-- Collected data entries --
━━━━━━━━━━━━━━━━

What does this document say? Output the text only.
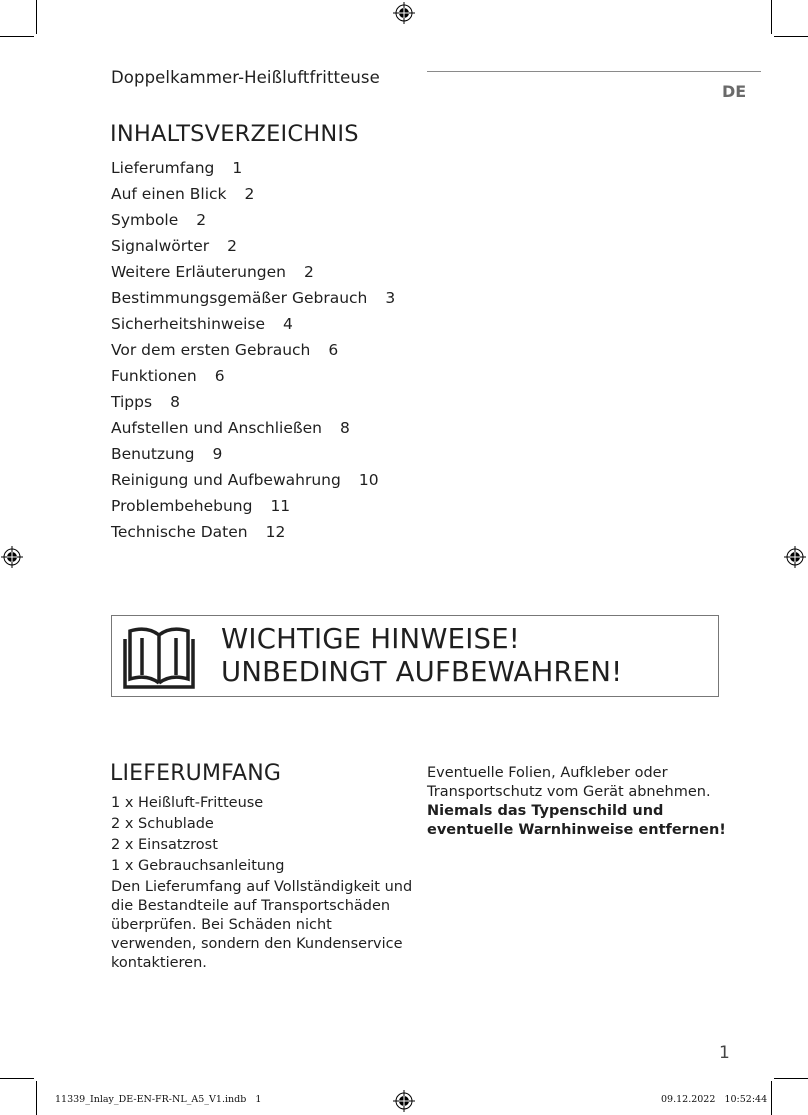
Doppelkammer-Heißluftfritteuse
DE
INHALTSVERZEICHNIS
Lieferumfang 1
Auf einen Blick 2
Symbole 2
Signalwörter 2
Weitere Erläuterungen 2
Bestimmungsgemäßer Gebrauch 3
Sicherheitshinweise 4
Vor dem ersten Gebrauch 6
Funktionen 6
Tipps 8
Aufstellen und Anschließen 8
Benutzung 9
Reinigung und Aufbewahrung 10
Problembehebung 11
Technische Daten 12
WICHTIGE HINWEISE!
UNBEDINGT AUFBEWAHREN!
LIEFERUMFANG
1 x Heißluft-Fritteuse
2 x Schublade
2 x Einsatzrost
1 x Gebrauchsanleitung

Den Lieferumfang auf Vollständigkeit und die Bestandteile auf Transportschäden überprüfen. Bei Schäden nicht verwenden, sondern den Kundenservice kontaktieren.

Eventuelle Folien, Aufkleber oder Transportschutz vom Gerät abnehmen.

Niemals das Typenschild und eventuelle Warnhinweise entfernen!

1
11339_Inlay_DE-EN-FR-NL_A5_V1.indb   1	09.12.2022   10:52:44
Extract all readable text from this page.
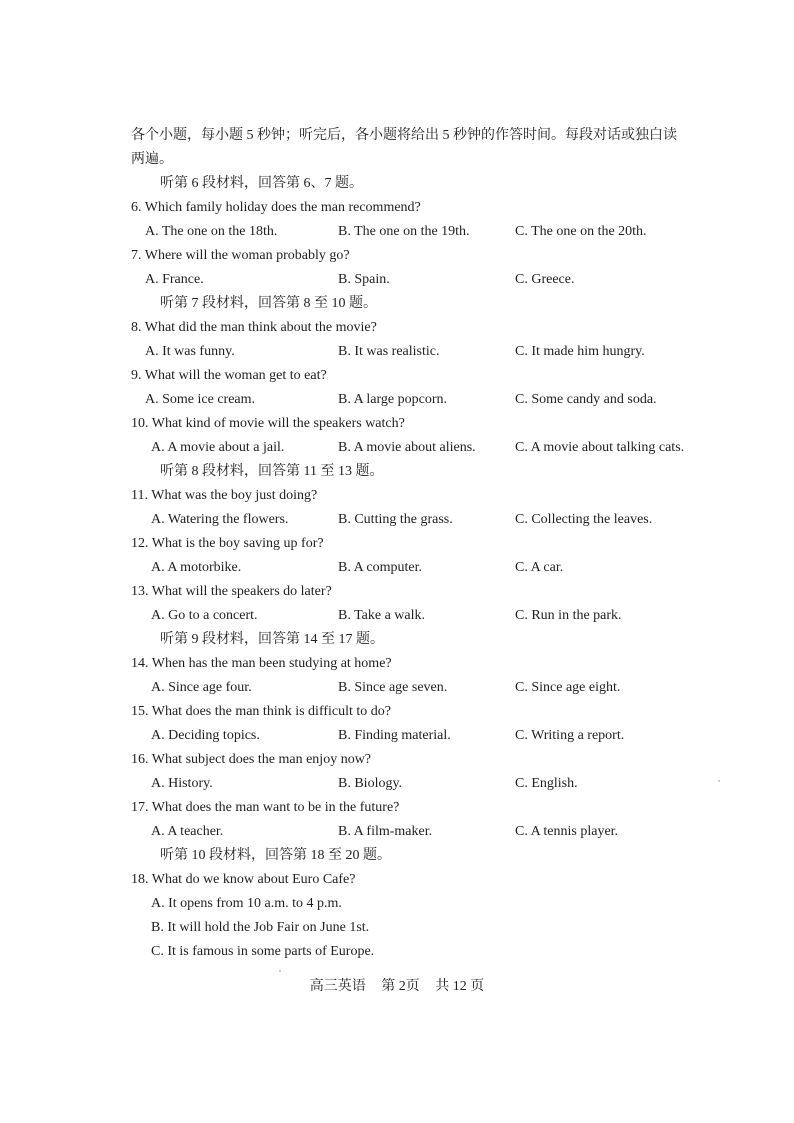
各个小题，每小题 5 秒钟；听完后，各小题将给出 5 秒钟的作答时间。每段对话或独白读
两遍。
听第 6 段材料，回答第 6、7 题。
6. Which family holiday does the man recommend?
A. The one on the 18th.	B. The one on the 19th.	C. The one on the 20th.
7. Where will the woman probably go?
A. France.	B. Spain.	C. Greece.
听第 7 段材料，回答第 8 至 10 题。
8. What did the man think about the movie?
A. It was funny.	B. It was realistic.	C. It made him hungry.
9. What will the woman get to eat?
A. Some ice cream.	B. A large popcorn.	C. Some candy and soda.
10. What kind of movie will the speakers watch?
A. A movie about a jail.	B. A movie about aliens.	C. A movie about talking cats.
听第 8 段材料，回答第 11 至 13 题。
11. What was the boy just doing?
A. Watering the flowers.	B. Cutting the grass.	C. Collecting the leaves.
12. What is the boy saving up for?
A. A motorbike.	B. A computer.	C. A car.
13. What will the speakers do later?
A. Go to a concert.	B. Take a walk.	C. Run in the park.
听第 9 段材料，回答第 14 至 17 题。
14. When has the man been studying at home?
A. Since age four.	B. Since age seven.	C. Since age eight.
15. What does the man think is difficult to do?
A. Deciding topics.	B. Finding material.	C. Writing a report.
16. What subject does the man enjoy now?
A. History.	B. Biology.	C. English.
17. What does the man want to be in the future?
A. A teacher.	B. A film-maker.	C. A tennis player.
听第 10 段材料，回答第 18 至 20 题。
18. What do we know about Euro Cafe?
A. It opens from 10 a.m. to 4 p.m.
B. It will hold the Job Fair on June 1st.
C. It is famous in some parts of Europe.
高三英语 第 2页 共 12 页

━━━━━━━━━━━━━━━━

Output all of the data exactly as it stands, minus any images.

-- The answer --
What does this document say? Output the text only.
Doppelkammer-Heißluftfritteuse
DE
INHALTSVERZEICHNIS
Lieferumfang 1
Auf einen Blick 2
Symbole 2
Signalwörter 2
Weitere Erläuterungen 2
Bestimmungsgemäßer Gebrauch 3
Sicherheitshinweise 4
Vor dem ersten Gebrauch 6
Funktionen 6
Tipps 8
Aufstellen und Anschließen 8
Benutzung 9
Reinigung und Aufbewahrung 10
Problembehebung 11
Technische Daten 12
WICHTIGE HINWEISE!
UNBEDINGT AUFBEWAHREN!
LIEFERUMFANG
1 x Heißluft-Fritteuse
2 x Schublade
2 x Einsatzrost
1 x Gebrauchsanleitung

Den Lieferumfang auf Vollständigkeit und die Bestandteile auf Transportschäden überprüfen. Bei Schäden nicht verwenden, sondern den Kundenservice kontaktieren.

Eventuelle Folien, Aufkleber oder Transportschutz vom Gerät abnehmen.

Niemals das Typenschild und eventuelle Warnhinweise entfernen!

1
11339_Inlay_DE-EN-FR-NL_A5_V1.indb   1	09.12.2022   10:52:44
Extract all readable text from this page.
各个小题，每小题 5 秒钟；听完后，各小题将给出 5 秒钟的作答时间。每段对话或独白读
两遍。
听第 6 段材料，回答第 6、7 题。
6. Which family holiday does the man recommend?
A. The one on the 18th.	B. The one on the 19th.	C. The one on the 20th.
7. Where will the woman probably go?
A. France.	B. Spain.	C. Greece.
听第 7 段材料，回答第 8 至 10 题。
8. What did the man think about the movie?
A. It was funny.	B. It was realistic.	C. It made him hungry.
9. What will the woman get to eat?
A. Some ice cream.	B. A large popcorn.	C. Some candy and soda.
10. What kind of movie will the speakers watch?
A. A movie about a jail.	B. A movie about aliens.	C. A movie about talking cats.
听第 8 段材料，回答第 11 至 13 题。
11. What was the boy just doing?
A. Watering the flowers.	B. Cutting the grass.	C. Collecting the leaves.
12. What is the boy saving up for?
A. A motorbike.	B. A computer.	C. A car.
13. What will the speakers do later?
A. Go to a concert.	B. Take a walk.	C. Run in the park.
听第 9 段材料，回答第 14 至 17 题。
14. When has the man been studying at home?
A. Since age four.	B. Since age seven.	C. Since age eight.
15. What does the man think is difficult to do?
A. Deciding topics.	B. Finding material.	C. Writing a report.
16. What subject does the man enjoy now?
A. History.	B. Biology.	C. English.
17. What does the man want to be in the future?
A. A teacher.	B. A film-maker.	C. A tennis player.
听第 10 段材料，回答第 18 至 20 题。
18. What do we know about Euro Cafe?
A. It opens from 10 a.m. to 4 p.m.
B. It will hold the Job Fair on June 1st.
C. It is famous in some parts of Europe.
高三英语 第 2页 共 12 页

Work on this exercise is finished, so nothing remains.